**What you are asked to do:** Exclude all pictures, then copy each of the records exactly as written.

**Data shown:**
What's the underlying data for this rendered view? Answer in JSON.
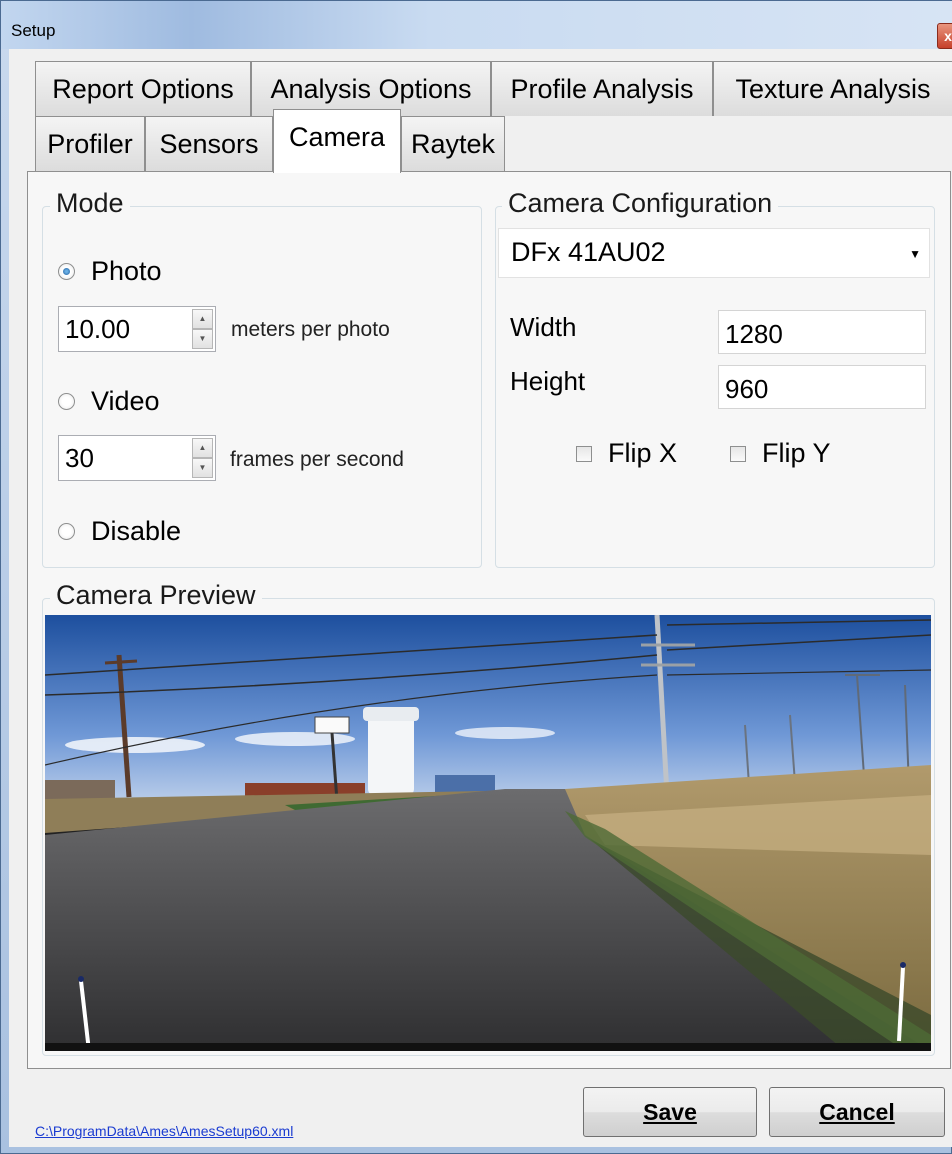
{
  "window": {
    "title": "Setup",
    "close_symbol": "x"
  },
  "tabs_row1": [
    {
      "label": "Report Options"
    },
    {
      "label": "Analysis Options"
    },
    {
      "label": "Profile Analysis"
    },
    {
      "label": "Texture Analysis"
    }
  ],
  "tabs_row2": [
    {
      "label": "Profiler"
    },
    {
      "label": "Sensors"
    },
    {
      "label": "Camera",
      "active": true
    },
    {
      "label": "Raytek"
    }
  ],
  "mode": {
    "title": "Mode",
    "photo_label": "Photo",
    "photo_value": "10.00",
    "photo_unit": "meters per photo",
    "video_label": "Video",
    "video_value": "30",
    "video_unit": "frames per second",
    "disable_label": "Disable",
    "selected": "Photo"
  },
  "config": {
    "title": "Camera Configuration",
    "camera_model": "DFx 41AU02",
    "width_label": "Width",
    "width_value": "1280",
    "height_label": "Height",
    "height_value": "960",
    "flip_x_label": "Flip X",
    "flip_y_label": "Flip Y",
    "flip_x_checked": false,
    "flip_y_checked": false
  },
  "preview": {
    "title": "Camera Preview"
  },
  "footer": {
    "config_path": "C:\\ProgramData\\Ames\\AmesSetup60.xml",
    "save_label": "Save",
    "cancel_label": "Cancel"
  },
  "colors": {
    "accent_selected_radio": "#1d5a9a",
    "link": "#1a3bd1",
    "close_button": "#c6402a"
  }
}
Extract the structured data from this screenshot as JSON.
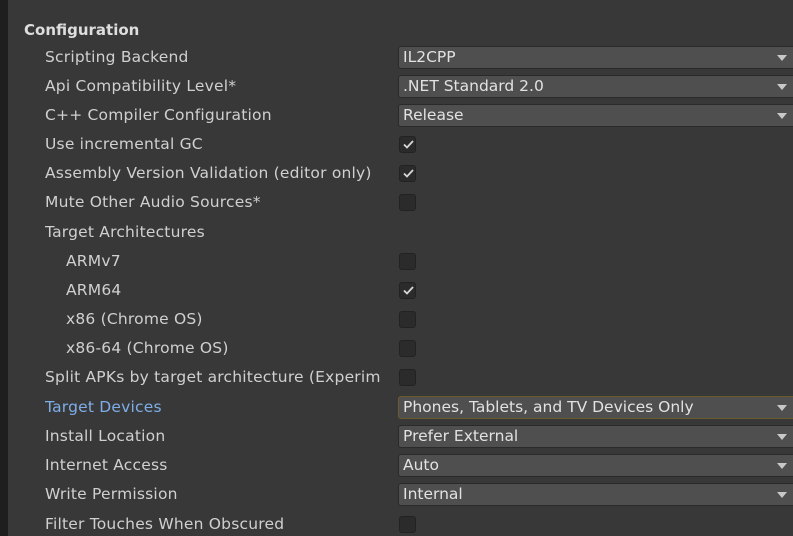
{
  "section": {
    "title": "Configuration"
  },
  "rows": [
    {
      "label": "Scripting Backend",
      "type": "dropdown",
      "value": "IL2CPP"
    },
    {
      "label": "Api Compatibility Level*",
      "type": "dropdown",
      "value": ".NET Standard 2.0"
    },
    {
      "label": "C++ Compiler Configuration",
      "type": "dropdown",
      "value": "Release"
    },
    {
      "label": "Use incremental GC",
      "type": "checkbox",
      "checked": true
    },
    {
      "label": "Assembly Version Validation (editor only)",
      "type": "checkbox",
      "checked": true
    },
    {
      "label": "Mute Other Audio Sources*",
      "type": "checkbox",
      "checked": false
    },
    {
      "label": "Target Architectures",
      "type": "heading"
    },
    {
      "label": "ARMv7",
      "type": "checkbox",
      "checked": false
    },
    {
      "label": "ARM64",
      "type": "checkbox",
      "checked": true
    },
    {
      "label": "x86 (Chrome OS)",
      "type": "checkbox",
      "checked": false
    },
    {
      "label": "x86-64 (Chrome OS)",
      "type": "checkbox",
      "checked": false
    },
    {
      "label": "Split APKs by target architecture (Experim",
      "type": "checkbox",
      "checked": false
    },
    {
      "label": "Target Devices",
      "type": "dropdown",
      "value": "Phones, Tablets, and TV Devices Only"
    },
    {
      "label": "Install Location",
      "type": "dropdown",
      "value": "Prefer External"
    },
    {
      "label": "Internet Access",
      "type": "dropdown",
      "value": "Auto"
    },
    {
      "label": "Write Permission",
      "type": "dropdown",
      "value": "Internal"
    },
    {
      "label": "Filter Touches When Obscured",
      "type": "checkbox",
      "checked": false
    }
  ],
  "colors": {
    "background": "#383838",
    "field": "#4f4f4f",
    "checkbox": "#2b2b2b",
    "highlight_label": "#7eaee8"
  },
  "icons": {
    "dropdown": "triangle-down-icon",
    "check": "checkmark-icon"
  }
}
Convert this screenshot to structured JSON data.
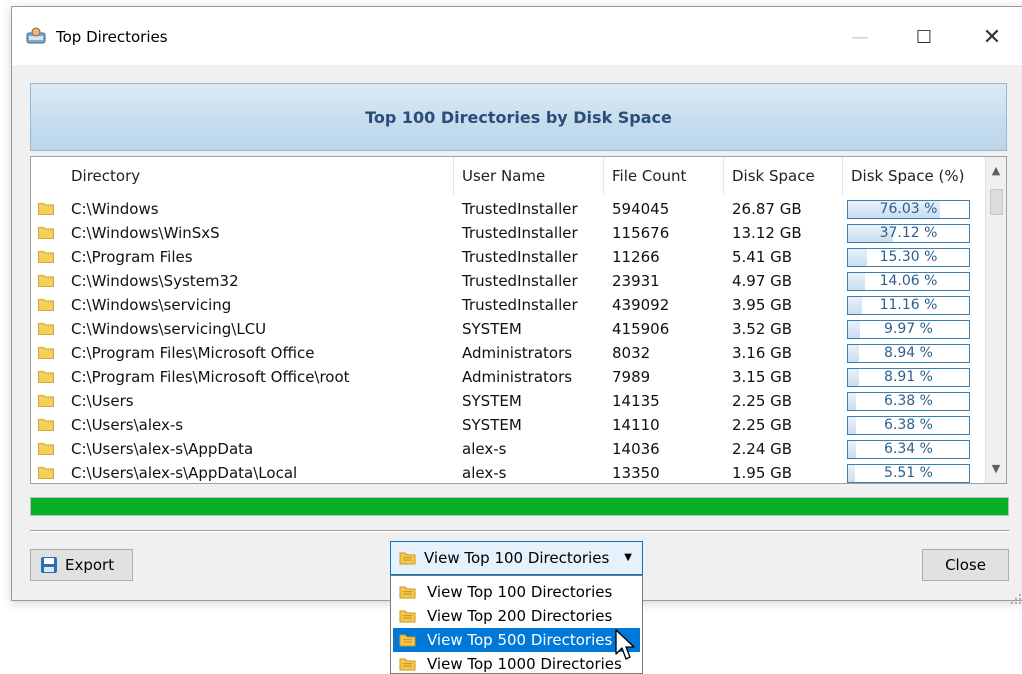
{
  "window": {
    "title": "Top Directories",
    "icons": {
      "app": "disk-analyzer-icon",
      "minimize": "minimize-icon",
      "maximize": "maximize-icon",
      "close": "close-icon"
    },
    "min_glyph": "—",
    "max_glyph": "☐",
    "close_glyph": "✕"
  },
  "banner": {
    "title": "Top 100 Directories by Disk Space"
  },
  "table": {
    "columns": [
      "Directory",
      "User Name",
      "File Count",
      "Disk Space",
      "Disk Space (%)"
    ],
    "rows": [
      {
        "directory": "C:\\Windows",
        "user": "TrustedInstaller",
        "count": "594045",
        "space": "26.87 GB",
        "pct_label": "76.03 %",
        "pct": 76.03
      },
      {
        "directory": "C:\\Windows\\WinSxS",
        "user": "TrustedInstaller",
        "count": "115676",
        "space": "13.12 GB",
        "pct_label": "37.12 %",
        "pct": 37.12
      },
      {
        "directory": "C:\\Program Files",
        "user": "TrustedInstaller",
        "count": "11266",
        "space": "5.41 GB",
        "pct_label": "15.30 %",
        "pct": 15.3
      },
      {
        "directory": "C:\\Windows\\System32",
        "user": "TrustedInstaller",
        "count": "23931",
        "space": "4.97 GB",
        "pct_label": "14.06 %",
        "pct": 14.06
      },
      {
        "directory": "C:\\Windows\\servicing",
        "user": "TrustedInstaller",
        "count": "439092",
        "space": "3.95 GB",
        "pct_label": "11.16 %",
        "pct": 11.16
      },
      {
        "directory": "C:\\Windows\\servicing\\LCU",
        "user": "SYSTEM",
        "count": "415906",
        "space": "3.52 GB",
        "pct_label": "9.97 %",
        "pct": 9.97
      },
      {
        "directory": "C:\\Program Files\\Microsoft Office",
        "user": "Administrators",
        "count": "8032",
        "space": "3.16 GB",
        "pct_label": "8.94 %",
        "pct": 8.94
      },
      {
        "directory": "C:\\Program Files\\Microsoft Office\\root",
        "user": "Administrators",
        "count": "7989",
        "space": "3.15 GB",
        "pct_label": "8.91 %",
        "pct": 8.91
      },
      {
        "directory": "C:\\Users",
        "user": "SYSTEM",
        "count": "14135",
        "space": "2.25 GB",
        "pct_label": "6.38 %",
        "pct": 6.38
      },
      {
        "directory": "C:\\Users\\alex-s",
        "user": "SYSTEM",
        "count": "14110",
        "space": "2.25 GB",
        "pct_label": "6.38 %",
        "pct": 6.38
      },
      {
        "directory": "C:\\Users\\alex-s\\AppData",
        "user": "alex-s",
        "count": "14036",
        "space": "2.24 GB",
        "pct_label": "6.34 %",
        "pct": 6.34
      },
      {
        "directory": "C:\\Users\\alex-s\\AppData\\Local",
        "user": "alex-s",
        "count": "13350",
        "space": "1.95 GB",
        "pct_label": "5.51 %",
        "pct": 5.51
      }
    ],
    "row_icon": "folder-icon",
    "scroll_up_glyph": "▲",
    "scroll_down_glyph": "▼"
  },
  "progress": {
    "value_percent": 100,
    "color": "#06b025"
  },
  "buttons": {
    "export": "Export",
    "close": "Close",
    "export_icon": "save-icon"
  },
  "view_select": {
    "selected": "View Top 100 Directories",
    "arrow_glyph": "▼",
    "options": [
      "View Top 100 Directories",
      "View Top 200 Directories",
      "View Top 500 Directories",
      "View Top 1000 Directories"
    ],
    "highlighted_index": 2
  },
  "colors": {
    "accent": "#0078d7",
    "banner_text": "#2b4d79",
    "pct_border": "#3c7fb1"
  }
}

**Exercise result:**
What's the underlying data for this rendered view? Answer in JSON.
{
  "window": {
    "title": "Setup",
    "close_symbol": "x"
  },
  "tabs_row1": [
    {
      "label": "Report Options"
    },
    {
      "label": "Analysis Options"
    },
    {
      "label": "Profile Analysis"
    },
    {
      "label": "Texture Analysis"
    }
  ],
  "tabs_row2": [
    {
      "label": "Profiler"
    },
    {
      "label": "Sensors"
    },
    {
      "label": "Camera",
      "active": true
    },
    {
      "label": "Raytek"
    }
  ],
  "mode": {
    "title": "Mode",
    "photo_label": "Photo",
    "photo_value": "10.00",
    "photo_unit": "meters per photo",
    "video_label": "Video",
    "video_value": "30",
    "video_unit": "frames per second",
    "disable_label": "Disable",
    "selected": "Photo"
  },
  "config": {
    "title": "Camera Configuration",
    "camera_model": "DFx 41AU02",
    "width_label": "Width",
    "width_value": "1280",
    "height_label": "Height",
    "height_value": "960",
    "flip_x_label": "Flip X",
    "flip_y_label": "Flip Y",
    "flip_x_checked": false,
    "flip_y_checked": false
  },
  "preview": {
    "title": "Camera Preview"
  },
  "footer": {
    "config_path": "C:\\ProgramData\\Ames\\AmesSetup60.xml",
    "save_label": "Save",
    "cancel_label": "Cancel"
  },
  "colors": {
    "accent_selected_radio": "#1d5a9a",
    "link": "#1a3bd1",
    "close_button": "#c6402a"
  }
}
Extract the structured data from this screenshot as JSON.
{
  "section": {
    "title": "Configuration"
  },
  "rows": [
    {
      "label": "Scripting Backend",
      "type": "dropdown",
      "value": "IL2CPP"
    },
    {
      "label": "Api Compatibility Level*",
      "type": "dropdown",
      "value": ".NET Standard 2.0"
    },
    {
      "label": "C++ Compiler Configuration",
      "type": "dropdown",
      "value": "Release"
    },
    {
      "label": "Use incremental GC",
      "type": "checkbox",
      "checked": true
    },
    {
      "label": "Assembly Version Validation (editor only)",
      "type": "checkbox",
      "checked": true
    },
    {
      "label": "Mute Other Audio Sources*",
      "type": "checkbox",
      "checked": false
    },
    {
      "label": "Target Architectures",
      "type": "heading"
    },
    {
      "label": "ARMv7",
      "type": "checkbox",
      "checked": false
    },
    {
      "label": "ARM64",
      "type": "checkbox",
      "checked": true
    },
    {
      "label": "x86 (Chrome OS)",
      "type": "checkbox",
      "checked": false
    },
    {
      "label": "x86-64 (Chrome OS)",
      "type": "checkbox",
      "checked": false
    },
    {
      "label": "Split APKs by target architecture (Experim",
      "type": "checkbox",
      "checked": false
    },
    {
      "label": "Target Devices",
      "type": "dropdown",
      "value": "Phones, Tablets, and TV Devices Only"
    },
    {
      "label": "Install Location",
      "type": "dropdown",
      "value": "Prefer External"
    },
    {
      "label": "Internet Access",
      "type": "dropdown",
      "value": "Auto"
    },
    {
      "label": "Write Permission",
      "type": "dropdown",
      "value": "Internal"
    },
    {
      "label": "Filter Touches When Obscured",
      "type": "checkbox",
      "checked": false
    }
  ],
  "colors": {
    "background": "#383838",
    "field": "#4f4f4f",
    "checkbox": "#2b2b2b",
    "highlight_label": "#7eaee8"
  },
  "icons": {
    "dropdown": "triangle-down-icon",
    "check": "checkmark-icon"
  }
}
Convert this screenshot to structured JSON data.
{
  "window": {
    "title": "Top Directories",
    "icons": {
      "app": "disk-analyzer-icon",
      "minimize": "minimize-icon",
      "maximize": "maximize-icon",
      "close": "close-icon"
    },
    "min_glyph": "—",
    "max_glyph": "☐",
    "close_glyph": "✕"
  },
  "banner": {
    "title": "Top 100 Directories by Disk Space"
  },
  "table": {
    "columns": [
      "Directory",
      "User Name",
      "File Count",
      "Disk Space",
      "Disk Space (%)"
    ],
    "rows": [
      {
        "directory": "C:\\Windows",
        "user": "TrustedInstaller",
        "count": "594045",
        "space": "26.87 GB",
        "pct_label": "76.03 %",
        "pct": 76.03
      },
      {
        "directory": "C:\\Windows\\WinSxS",
        "user": "TrustedInstaller",
        "count": "115676",
        "space": "13.12 GB",
        "pct_label": "37.12 %",
        "pct": 37.12
      },
      {
        "directory": "C:\\Program Files",
        "user": "TrustedInstaller",
        "count": "11266",
        "space": "5.41 GB",
        "pct_label": "15.30 %",
        "pct": 15.3
      },
      {
        "directory": "C:\\Windows\\System32",
        "user": "TrustedInstaller",
        "count": "23931",
        "space": "4.97 GB",
        "pct_label": "14.06 %",
        "pct": 14.06
      },
      {
        "directory": "C:\\Windows\\servicing",
        "user": "TrustedInstaller",
        "count": "439092",
        "space": "3.95 GB",
        "pct_label": "11.16 %",
        "pct": 11.16
      },
      {
        "directory": "C:\\Windows\\servicing\\LCU",
        "user": "SYSTEM",
        "count": "415906",
        "space": "3.52 GB",
        "pct_label": "9.97 %",
        "pct": 9.97
      },
      {
        "directory": "C:\\Program Files\\Microsoft Office",
        "user": "Administrators",
        "count": "8032",
        "space": "3.16 GB",
        "pct_label": "8.94 %",
        "pct": 8.94
      },
      {
        "directory": "C:\\Program Files\\Microsoft Office\\root",
        "user": "Administrators",
        "count": "7989",
        "space": "3.15 GB",
        "pct_label": "8.91 %",
        "pct": 8.91
      },
      {
        "directory": "C:\\Users",
        "user": "SYSTEM",
        "count": "14135",
        "space": "2.25 GB",
        "pct_label": "6.38 %",
        "pct": 6.38
      },
      {
        "directory": "C:\\Users\\alex-s",
        "user": "SYSTEM",
        "count": "14110",
        "space": "2.25 GB",
        "pct_label": "6.38 %",
        "pct": 6.38
      },
      {
        "directory": "C:\\Users\\alex-s\\AppData",
        "user": "alex-s",
        "count": "14036",
        "space": "2.24 GB",
        "pct_label": "6.34 %",
        "pct": 6.34
      },
      {
        "directory": "C:\\Users\\alex-s\\AppData\\Local",
        "user": "alex-s",
        "count": "13350",
        "space": "1.95 GB",
        "pct_label": "5.51 %",
        "pct": 5.51
      }
    ],
    "row_icon": "folder-icon",
    "scroll_up_glyph": "▲",
    "scroll_down_glyph": "▼"
  },
  "progress": {
    "value_percent": 100,
    "color": "#06b025"
  },
  "buttons": {
    "export": "Export",
    "close": "Close",
    "export_icon": "save-icon"
  },
  "view_select": {
    "selected": "View Top 100 Directories",
    "arrow_glyph": "▼",
    "options": [
      "View Top 100 Directories",
      "View Top 200 Directories",
      "View Top 500 Directories",
      "View Top 1000 Directories"
    ],
    "highlighted_index": 2
  },
  "colors": {
    "accent": "#0078d7",
    "banner_text": "#2b4d79",
    "pct_border": "#3c7fb1"
  }
}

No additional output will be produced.